Extract every line below, verbatim.

--- Exercise data ---

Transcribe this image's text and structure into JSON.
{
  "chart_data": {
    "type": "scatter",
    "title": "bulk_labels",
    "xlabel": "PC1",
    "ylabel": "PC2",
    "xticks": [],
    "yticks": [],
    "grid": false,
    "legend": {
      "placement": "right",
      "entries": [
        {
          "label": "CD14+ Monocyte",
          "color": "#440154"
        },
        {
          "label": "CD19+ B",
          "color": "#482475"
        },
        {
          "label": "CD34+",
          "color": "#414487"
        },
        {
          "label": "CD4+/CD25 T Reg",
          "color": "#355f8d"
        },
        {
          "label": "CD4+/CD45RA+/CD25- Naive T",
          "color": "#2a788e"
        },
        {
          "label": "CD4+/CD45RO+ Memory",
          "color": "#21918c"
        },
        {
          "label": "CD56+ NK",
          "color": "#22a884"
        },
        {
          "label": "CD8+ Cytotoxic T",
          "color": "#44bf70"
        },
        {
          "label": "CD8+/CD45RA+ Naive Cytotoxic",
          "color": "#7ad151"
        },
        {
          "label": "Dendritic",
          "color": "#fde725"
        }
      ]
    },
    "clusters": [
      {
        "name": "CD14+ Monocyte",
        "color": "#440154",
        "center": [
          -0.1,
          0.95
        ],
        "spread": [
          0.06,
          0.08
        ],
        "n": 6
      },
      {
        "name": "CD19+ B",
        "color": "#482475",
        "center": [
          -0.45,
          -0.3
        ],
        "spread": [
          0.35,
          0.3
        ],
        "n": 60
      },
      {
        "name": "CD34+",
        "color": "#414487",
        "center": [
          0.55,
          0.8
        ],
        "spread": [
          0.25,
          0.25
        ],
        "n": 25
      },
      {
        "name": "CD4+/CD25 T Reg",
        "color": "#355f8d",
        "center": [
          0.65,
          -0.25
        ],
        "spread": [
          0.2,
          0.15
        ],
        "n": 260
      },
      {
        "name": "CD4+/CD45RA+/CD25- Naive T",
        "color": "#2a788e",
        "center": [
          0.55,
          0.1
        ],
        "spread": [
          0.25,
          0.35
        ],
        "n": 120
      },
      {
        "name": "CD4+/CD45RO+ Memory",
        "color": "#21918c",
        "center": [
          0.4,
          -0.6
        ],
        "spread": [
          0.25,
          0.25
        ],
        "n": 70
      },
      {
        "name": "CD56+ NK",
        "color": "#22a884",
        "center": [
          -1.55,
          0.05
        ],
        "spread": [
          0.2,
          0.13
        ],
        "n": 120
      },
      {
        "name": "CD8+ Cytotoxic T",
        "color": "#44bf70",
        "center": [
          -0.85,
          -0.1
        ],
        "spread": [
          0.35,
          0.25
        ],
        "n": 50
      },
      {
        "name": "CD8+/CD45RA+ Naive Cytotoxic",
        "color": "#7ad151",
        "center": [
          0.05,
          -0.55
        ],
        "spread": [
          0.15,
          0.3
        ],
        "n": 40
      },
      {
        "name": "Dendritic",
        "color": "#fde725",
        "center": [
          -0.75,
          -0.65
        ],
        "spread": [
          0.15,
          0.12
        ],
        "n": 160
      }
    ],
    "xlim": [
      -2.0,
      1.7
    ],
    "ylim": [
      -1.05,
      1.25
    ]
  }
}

---

Reply:
Transcribe this image's text and structure into JSON.
{
  "chart_data": {
    "type": "scatter",
    "title": "bulk_labels",
    "xlabel": "PC1",
    "ylabel": "PC2",
    "xticks": [],
    "yticks": [],
    "grid": false,
    "legend": {
      "placement": "right",
      "entries": [
        {
          "label": "CD14+ Monocyte",
          "color": "#440154"
        },
        {
          "label": "CD19+ B",
          "color": "#482475"
        },
        {
          "label": "CD34+",
          "color": "#414487"
        },
        {
          "label": "CD4+/CD25 T Reg",
          "color": "#355f8d"
        },
        {
          "label": "CD4+/CD45RA+/CD25- Naive T",
          "color": "#2a788e"
        },
        {
          "label": "CD4+/CD45RO+ Memory",
          "color": "#21918c"
        },
        {
          "label": "CD56+ NK",
          "color": "#22a884"
        },
        {
          "label": "CD8+ Cytotoxic T",
          "color": "#44bf70"
        },
        {
          "label": "CD8+/CD45RA+ Naive Cytotoxic",
          "color": "#7ad151"
        },
        {
          "label": "Dendritic",
          "color": "#fde725"
        }
      ]
    },
    "clusters": [
      {
        "name": "CD14+ Monocyte",
        "color": "#440154",
        "center": [
          -0.1,
          0.95
        ],
        "spread": [
          0.06,
          0.08
        ],
        "n": 6
      },
      {
        "name": "CD19+ B",
        "color": "#482475",
        "center": [
          -0.45,
          -0.3
        ],
        "spread": [
          0.35,
          0.3
        ],
        "n": 60
      },
      {
        "name": "CD34+",
        "color": "#414487",
        "center": [
          0.55,
          0.8
        ],
        "spread": [
          0.25,
          0.25
        ],
        "n": 25
      },
      {
        "name": "CD4+/CD25 T Reg",
        "color": "#355f8d",
        "center": [
          0.65,
          -0.25
        ],
        "spread": [
          0.2,
          0.15
        ],
        "n": 260
      },
      {
        "name": "CD4+/CD45RA+/CD25- Naive T",
        "color": "#2a788e",
        "center": [
          0.55,
          0.1
        ],
        "spread": [
          0.25,
          0.35
        ],
        "n": 120
      },
      {
        "name": "CD4+/CD45RO+ Memory",
        "color": "#21918c",
        "center": [
          0.4,
          -0.6
        ],
        "spread": [
          0.25,
          0.25
        ],
        "n": 70
      },
      {
        "name": "CD56+ NK",
        "color": "#22a884",
        "center": [
          -1.55,
          0.05
        ],
        "spread": [
          0.2,
          0.13
        ],
        "n": 120
      },
      {
        "name": "CD8+ Cytotoxic T",
        "color": "#44bf70",
        "center": [
          -0.85,
          -0.1
        ],
        "spread": [
          0.35,
          0.25
        ],
        "n": 50
      },
      {
        "name": "CD8+/CD45RA+ Naive Cytotoxic",
        "color": "#7ad151",
        "center": [
          0.05,
          -0.55
        ],
        "spread": [
          0.15,
          0.3
        ],
        "n": 40
      },
      {
        "name": "Dendritic",
        "color": "#fde725",
        "center": [
          -0.75,
          -0.65
        ],
        "spread": [
          0.15,
          0.12
        ],
        "n": 160
      }
    ],
    "xlim": [
      -2.0,
      1.7
    ],
    "ylim": [
      -1.05,
      1.25
    ]
  }
}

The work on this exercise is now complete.